>>>

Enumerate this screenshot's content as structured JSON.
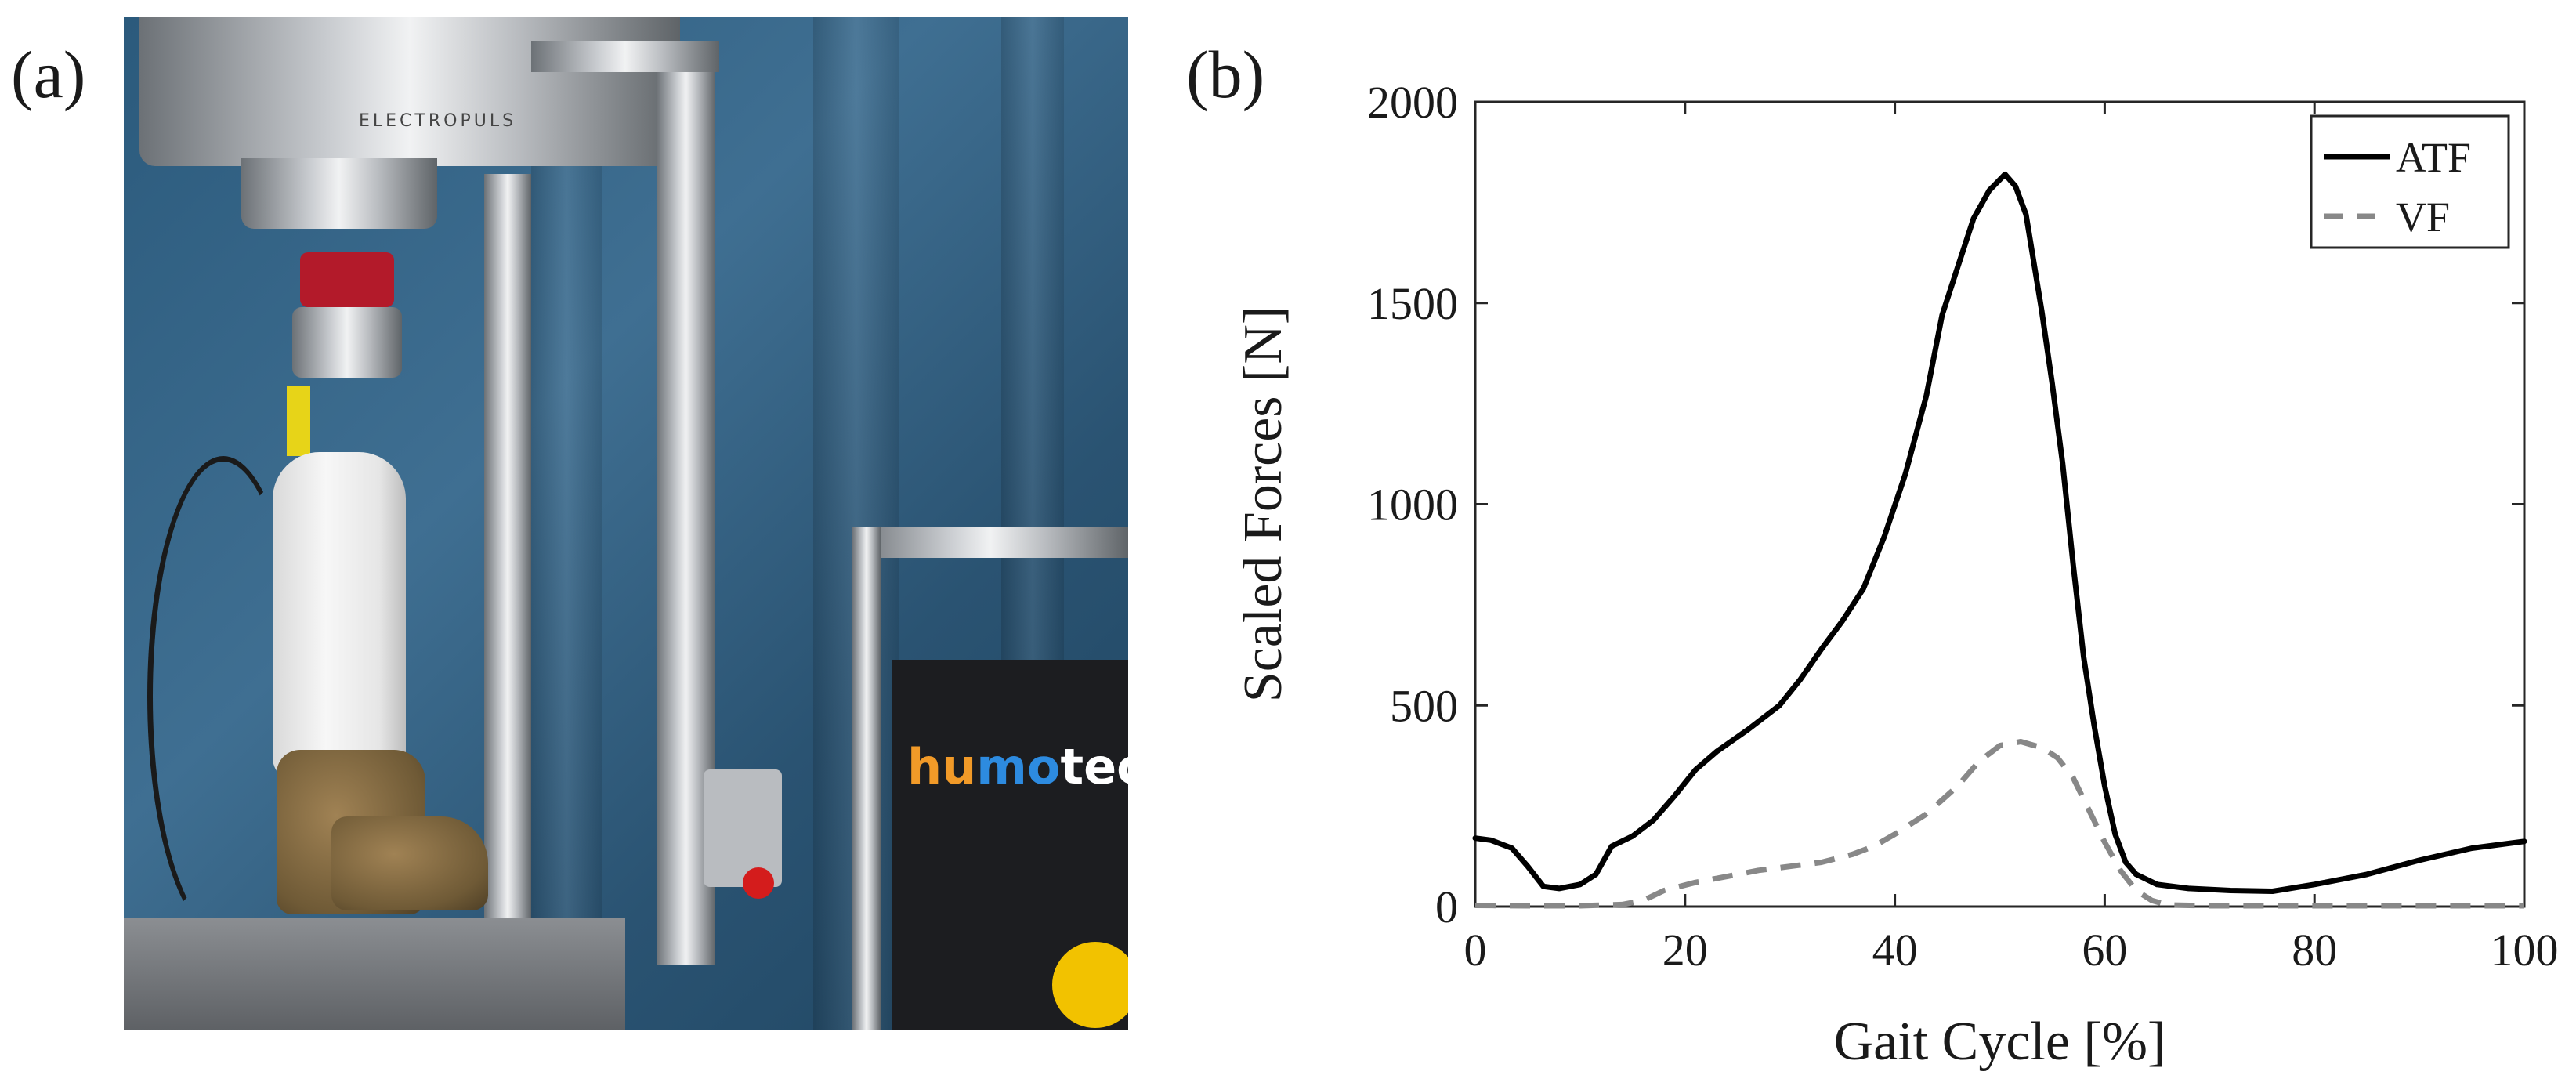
{
  "figure": {
    "panel_a_label": "(a)",
    "panel_b_label": "(b)"
  },
  "photo": {
    "description_icon": "test-rig-photo-icon",
    "brand_text_part1": "hu",
    "brand_text_part2": "mo",
    "brand_text_part3": "tech",
    "machine_text": "ELECTROPULS",
    "colors": {
      "curtain": "#2f6185",
      "frame": "#c9ccd0",
      "boot": "#8d7147",
      "brand_blue": "#2d8be0",
      "brand_orange": "#f19a28"
    }
  },
  "chart_data": {
    "type": "line",
    "title": "",
    "xlabel": "Gait Cycle [%]",
    "ylabel": "Scaled Forces [N]",
    "xlim": [
      0,
      100
    ],
    "ylim": [
      0,
      2000
    ],
    "xticks": [
      0,
      20,
      40,
      60,
      80,
      100
    ],
    "yticks": [
      0,
      500,
      1000,
      1500,
      2000
    ],
    "xtick_labels": [
      "0",
      "20",
      "40",
      "60",
      "80",
      "100"
    ],
    "ytick_labels": [
      "0",
      "500",
      "1000",
      "1500",
      "2000"
    ],
    "legend_position": "top-right",
    "grid": false,
    "series": [
      {
        "name": "ATF",
        "style": "solid",
        "color": "#000000",
        "x": [
          0,
          1.5,
          3.5,
          5,
          6.5,
          8,
          10,
          11.5,
          13,
          15,
          17,
          19,
          21,
          23,
          26,
          29,
          31,
          33,
          35,
          37,
          39,
          41,
          43,
          44.5,
          46,
          47.5,
          49,
          50.5,
          51.5,
          52.5,
          54,
          55,
          56,
          57,
          58,
          59,
          60,
          61,
          62,
          63,
          65,
          68,
          72,
          76,
          80,
          85,
          90,
          95,
          100
        ],
        "y": [
          170,
          165,
          145,
          100,
          50,
          45,
          55,
          80,
          150,
          175,
          215,
          275,
          340,
          385,
          440,
          500,
          565,
          640,
          710,
          790,
          920,
          1075,
          1270,
          1470,
          1590,
          1710,
          1780,
          1820,
          1790,
          1720,
          1480,
          1300,
          1100,
          850,
          620,
          450,
          300,
          180,
          110,
          80,
          55,
          45,
          40,
          38,
          55,
          80,
          115,
          145,
          162
        ]
      },
      {
        "name": "VF",
        "style": "dashed",
        "color": "#888888",
        "x": [
          0,
          5,
          10,
          14,
          16,
          18,
          21,
          24,
          27,
          30,
          33,
          36,
          38,
          40,
          43,
          46,
          48,
          50,
          52,
          54,
          55.5,
          57,
          58.5,
          60,
          61.5,
          63,
          64.5,
          66,
          70,
          80,
          90,
          100
        ],
        "y": [
          3,
          2,
          2,
          5,
          15,
          40,
          60,
          75,
          90,
          100,
          110,
          130,
          150,
          180,
          230,
          300,
          360,
          400,
          410,
          395,
          370,
          320,
          240,
          160,
          90,
          40,
          15,
          4,
          2,
          2,
          2,
          2
        ]
      }
    ]
  }
}
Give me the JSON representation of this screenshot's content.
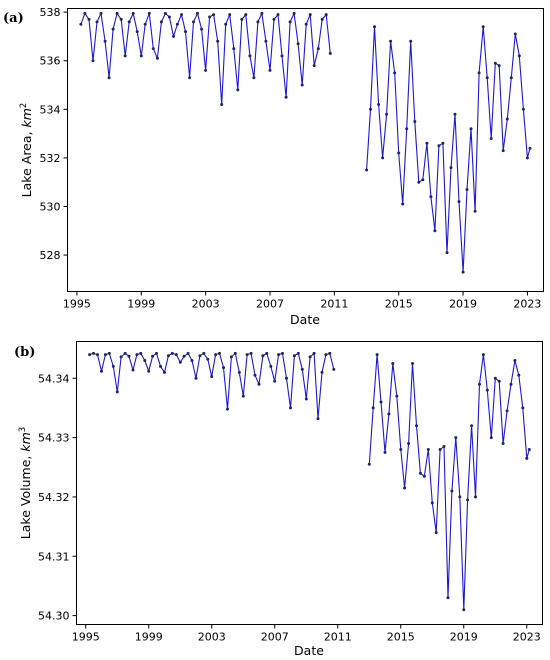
{
  "chart_data": [
    {
      "type": "line",
      "panel_label": "(a)",
      "xlabel": "Date",
      "ylabel_text": "Lake Area, ",
      "ylabel_unit": "km",
      "ylabel_exp": "2",
      "ylim": [
        526.5,
        538.15
      ],
      "xlim": [
        "1994-06-01",
        "2024-01-01"
      ],
      "x_ticks": [
        {
          "x": "1995-01-01",
          "label": "1995"
        },
        {
          "x": "1999-01-01",
          "label": "1999"
        },
        {
          "x": "2003-01-01",
          "label": "2003"
        },
        {
          "x": "2007-01-01",
          "label": "2007"
        },
        {
          "x": "2011-01-01",
          "label": "2011"
        },
        {
          "x": "2015-01-01",
          "label": "2015"
        },
        {
          "x": "2019-01-01",
          "label": "2019"
        },
        {
          "x": "2023-01-01",
          "label": "2023"
        }
      ],
      "y_ticks": [
        {
          "y": 528,
          "label": "528"
        },
        {
          "y": 530,
          "label": "530"
        },
        {
          "y": 532,
          "label": "532"
        },
        {
          "y": 534,
          "label": "534"
        },
        {
          "y": 536,
          "label": "536"
        },
        {
          "y": 538,
          "label": "538"
        }
      ],
      "series": [
        {
          "color": "#1a1ad6",
          "points": [
            [
              "1995-04-01",
              537.5
            ],
            [
              "1995-07-01",
              537.95
            ],
            [
              "1995-10-01",
              537.7
            ],
            [
              "1996-01-01",
              536.0
            ],
            [
              "1996-04-01",
              537.6
            ],
            [
              "1996-07-01",
              537.95
            ],
            [
              "1996-10-01",
              536.8
            ],
            [
              "1997-01-01",
              535.3
            ],
            [
              "1997-04-01",
              537.3
            ],
            [
              "1997-07-01",
              537.95
            ],
            [
              "1997-10-01",
              537.7
            ],
            [
              "1998-01-01",
              536.2
            ],
            [
              "1998-04-01",
              537.6
            ],
            [
              "1998-07-01",
              537.95
            ],
            [
              "1998-10-01",
              537.2
            ],
            [
              "1999-01-01",
              536.2
            ],
            [
              "1999-04-01",
              537.5
            ],
            [
              "1999-07-01",
              537.95
            ],
            [
              "1999-10-01",
              536.5
            ],
            [
              "2000-01-01",
              536.1
            ],
            [
              "2000-04-01",
              537.6
            ],
            [
              "2000-07-01",
              537.95
            ],
            [
              "2000-10-01",
              537.8
            ],
            [
              "2001-01-01",
              537.0
            ],
            [
              "2001-04-01",
              537.5
            ],
            [
              "2001-07-01",
              537.9
            ],
            [
              "2001-10-01",
              537.2
            ],
            [
              "2002-01-01",
              535.3
            ],
            [
              "2002-04-01",
              537.6
            ],
            [
              "2002-07-01",
              537.95
            ],
            [
              "2002-10-01",
              537.3
            ],
            [
              "2003-01-01",
              535.6
            ],
            [
              "2003-04-01",
              537.8
            ],
            [
              "2003-07-01",
              537.9
            ],
            [
              "2003-10-01",
              536.8
            ],
            [
              "2004-01-01",
              534.2
            ],
            [
              "2004-04-01",
              537.5
            ],
            [
              "2004-07-01",
              537.9
            ],
            [
              "2004-10-01",
              536.5
            ],
            [
              "2005-01-01",
              534.8
            ],
            [
              "2005-04-01",
              537.7
            ],
            [
              "2005-07-01",
              537.9
            ],
            [
              "2005-10-01",
              536.2
            ],
            [
              "2006-01-01",
              535.3
            ],
            [
              "2006-04-01",
              537.6
            ],
            [
              "2006-07-01",
              537.95
            ],
            [
              "2006-10-01",
              536.8
            ],
            [
              "2007-01-01",
              535.6
            ],
            [
              "2007-04-01",
              537.7
            ],
            [
              "2007-07-01",
              537.9
            ],
            [
              "2007-10-01",
              536.2
            ],
            [
              "2008-01-01",
              534.5
            ],
            [
              "2008-04-01",
              537.6
            ],
            [
              "2008-07-01",
              537.95
            ],
            [
              "2008-10-01",
              536.7
            ],
            [
              "2009-01-01",
              535.0
            ],
            [
              "2009-04-01",
              537.5
            ],
            [
              "2009-07-01",
              537.9
            ],
            [
              "2009-10-01",
              535.8
            ],
            [
              "2010-01-01",
              536.5
            ],
            [
              "2010-04-01",
              537.7
            ],
            [
              "2010-07-01",
              537.9
            ],
            [
              "2010-10-01",
              536.3
            ],
            null,
            [
              "2013-01-01",
              531.5
            ],
            [
              "2013-04-01",
              534.0
            ],
            [
              "2013-07-01",
              537.4
            ],
            [
              "2013-10-01",
              534.2
            ],
            [
              "2014-01-01",
              532.0
            ],
            [
              "2014-04-01",
              533.8
            ],
            [
              "2014-07-01",
              536.8
            ],
            [
              "2014-10-01",
              535.5
            ],
            [
              "2015-01-01",
              532.2
            ],
            [
              "2015-04-01",
              530.1
            ],
            [
              "2015-07-01",
              533.2
            ],
            [
              "2015-10-01",
              536.8
            ],
            [
              "2016-01-01",
              533.5
            ],
            [
              "2016-04-01",
              531.0
            ],
            [
              "2016-07-01",
              531.1
            ],
            [
              "2016-10-01",
              532.6
            ],
            [
              "2017-01-01",
              530.4
            ],
            [
              "2017-04-01",
              529.0
            ],
            [
              "2017-07-01",
              532.5
            ],
            [
              "2017-10-01",
              532.6
            ],
            [
              "2018-01-01",
              528.1
            ],
            [
              "2018-04-01",
              531.6
            ],
            [
              "2018-07-01",
              533.8
            ],
            [
              "2018-10-01",
              530.2
            ],
            [
              "2019-01-01",
              527.3
            ],
            [
              "2019-04-01",
              530.7
            ],
            [
              "2019-07-01",
              533.2
            ],
            [
              "2019-10-01",
              529.8
            ],
            [
              "2020-01-01",
              535.5
            ],
            [
              "2020-04-01",
              537.4
            ],
            [
              "2020-07-01",
              535.3
            ],
            [
              "2020-10-01",
              532.8
            ],
            [
              "2021-01-01",
              535.9
            ],
            [
              "2021-04-01",
              535.8
            ],
            [
              "2021-07-01",
              532.3
            ],
            [
              "2021-10-01",
              533.6
            ],
            [
              "2022-01-01",
              535.3
            ],
            [
              "2022-04-01",
              537.1
            ],
            [
              "2022-07-01",
              536.2
            ],
            [
              "2022-10-01",
              534.0
            ],
            [
              "2023-01-01",
              532.0
            ],
            [
              "2023-03-01",
              532.4
            ]
          ]
        }
      ]
    },
    {
      "type": "line",
      "panel_label": "(b)",
      "xlabel": "Date",
      "ylabel_text": "Lake Volume, ",
      "ylabel_unit": "km",
      "ylabel_exp": "3",
      "ylim": [
        54.2985,
        54.3462
      ],
      "xlim": [
        "1994-06-01",
        "2024-01-01"
      ],
      "x_ticks": [
        {
          "x": "1995-01-01",
          "label": "1995"
        },
        {
          "x": "1999-01-01",
          "label": "1999"
        },
        {
          "x": "2003-01-01",
          "label": "2003"
        },
        {
          "x": "2007-01-01",
          "label": "2007"
        },
        {
          "x": "2011-01-01",
          "label": "2011"
        },
        {
          "x": "2015-01-01",
          "label": "2015"
        },
        {
          "x": "2019-01-01",
          "label": "2019"
        },
        {
          "x": "2023-01-01",
          "label": "2023"
        }
      ],
      "y_ticks": [
        {
          "y": 54.3,
          "label": "54.30"
        },
        {
          "y": 54.31,
          "label": "54.31"
        },
        {
          "y": 54.32,
          "label": "54.32"
        },
        {
          "y": 54.33,
          "label": "54.33"
        },
        {
          "y": 54.34,
          "label": "54.34"
        }
      ],
      "series": [
        {
          "color": "#1a1ad6",
          "points": [
            [
              "1995-04-01",
              54.344
            ],
            [
              "1995-07-01",
              54.3442
            ],
            [
              "1995-10-01",
              54.344
            ],
            [
              "1996-01-01",
              54.3412
            ],
            [
              "1996-04-01",
              54.344
            ],
            [
              "1996-07-01",
              54.3442
            ],
            [
              "1996-10-01",
              54.342
            ],
            [
              "1997-01-01",
              54.3377
            ],
            [
              "1997-04-01",
              54.3436
            ],
            [
              "1997-07-01",
              54.3442
            ],
            [
              "1997-10-01",
              54.3437
            ],
            [
              "1998-01-01",
              54.3414
            ],
            [
              "1998-04-01",
              54.344
            ],
            [
              "1998-07-01",
              54.3442
            ],
            [
              "1998-10-01",
              54.343
            ],
            [
              "1999-01-01",
              54.3412
            ],
            [
              "1999-04-01",
              54.3437
            ],
            [
              "1999-07-01",
              54.3442
            ],
            [
              "1999-10-01",
              54.342
            ],
            [
              "2000-01-01",
              54.341
            ],
            [
              "2000-04-01",
              54.3438
            ],
            [
              "2000-07-01",
              54.3442
            ],
            [
              "2000-10-01",
              54.344
            ],
            [
              "2001-01-01",
              54.3427
            ],
            [
              "2001-04-01",
              54.3437
            ],
            [
              "2001-07-01",
              54.3442
            ],
            [
              "2001-10-01",
              54.343
            ],
            [
              "2002-01-01",
              54.34
            ],
            [
              "2002-04-01",
              54.3438
            ],
            [
              "2002-07-01",
              54.3442
            ],
            [
              "2002-10-01",
              54.3432
            ],
            [
              "2003-01-01",
              54.3403
            ],
            [
              "2003-04-01",
              54.344
            ],
            [
              "2003-07-01",
              54.3442
            ],
            [
              "2003-10-01",
              54.3418
            ],
            [
              "2004-01-01",
              54.3348
            ],
            [
              "2004-04-01",
              54.3436
            ],
            [
              "2004-07-01",
              54.3442
            ],
            [
              "2004-10-01",
              54.341
            ],
            [
              "2005-01-01",
              54.337
            ],
            [
              "2005-04-01",
              54.344
            ],
            [
              "2005-07-01",
              54.3442
            ],
            [
              "2005-10-01",
              54.3405
            ],
            [
              "2006-01-01",
              54.339
            ],
            [
              "2006-04-01",
              54.3438
            ],
            [
              "2006-07-01",
              54.3442
            ],
            [
              "2006-10-01",
              54.342
            ],
            [
              "2007-01-01",
              54.3395
            ],
            [
              "2007-04-01",
              54.344
            ],
            [
              "2007-07-01",
              54.3442
            ],
            [
              "2007-10-01",
              54.34
            ],
            [
              "2008-01-01",
              54.335
            ],
            [
              "2008-04-01",
              54.3438
            ],
            [
              "2008-07-01",
              54.3442
            ],
            [
              "2008-10-01",
              54.3415
            ],
            [
              "2009-01-01",
              54.3365
            ],
            [
              "2009-04-01",
              54.3436
            ],
            [
              "2009-07-01",
              54.3442
            ],
            [
              "2009-10-01",
              54.3332
            ],
            [
              "2010-01-01",
              54.341
            ],
            [
              "2010-04-01",
              54.344
            ],
            [
              "2010-07-01",
              54.3442
            ],
            [
              "2010-10-01",
              54.3415
            ],
            null,
            [
              "2013-01-01",
              54.3255
            ],
            [
              "2013-04-01",
              54.335
            ],
            [
              "2013-07-01",
              54.344
            ],
            [
              "2013-10-01",
              54.336
            ],
            [
              "2014-01-01",
              54.3275
            ],
            [
              "2014-04-01",
              54.334
            ],
            [
              "2014-07-01",
              54.3425
            ],
            [
              "2014-10-01",
              54.337
            ],
            [
              "2015-01-01",
              54.328
            ],
            [
              "2015-04-01",
              54.3215
            ],
            [
              "2015-07-01",
              54.329
            ],
            [
              "2015-10-01",
              54.3425
            ],
            [
              "2016-01-01",
              54.332
            ],
            [
              "2016-04-01",
              54.324
            ],
            [
              "2016-07-01",
              54.3235
            ],
            [
              "2016-10-01",
              54.328
            ],
            [
              "2017-01-01",
              54.319
            ],
            [
              "2017-04-01",
              54.314
            ],
            [
              "2017-07-01",
              54.328
            ],
            [
              "2017-10-01",
              54.3285
            ],
            [
              "2018-01-01",
              54.303
            ],
            [
              "2018-04-01",
              54.321
            ],
            [
              "2018-07-01",
              54.33
            ],
            [
              "2018-10-01",
              54.32
            ],
            [
              "2019-01-01",
              54.301
            ],
            [
              "2019-04-01",
              54.3195
            ],
            [
              "2019-07-01",
              54.332
            ],
            [
              "2019-10-01",
              54.32
            ],
            [
              "2020-01-01",
              54.339
            ],
            [
              "2020-04-01",
              54.344
            ],
            [
              "2020-07-01",
              54.338
            ],
            [
              "2020-10-01",
              54.33
            ],
            [
              "2021-01-01",
              54.34
            ],
            [
              "2021-04-01",
              54.3395
            ],
            [
              "2021-07-01",
              54.329
            ],
            [
              "2021-10-01",
              54.3345
            ],
            [
              "2022-01-01",
              54.339
            ],
            [
              "2022-04-01",
              54.343
            ],
            [
              "2022-07-01",
              54.3405
            ],
            [
              "2022-10-01",
              54.335
            ],
            [
              "2023-01-01",
              54.3265
            ],
            [
              "2023-03-01",
              54.328
            ]
          ]
        }
      ]
    }
  ]
}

<<<

- [WHAT NEEDS TO BE DONE]
In the material above, find the lines that contain "screenshot" and show them.

- [RESULT FOR THIS EXERCISE]
Enumerate this screenshot's content as structured JSON.
Give me the JSON representation of this screenshot's content.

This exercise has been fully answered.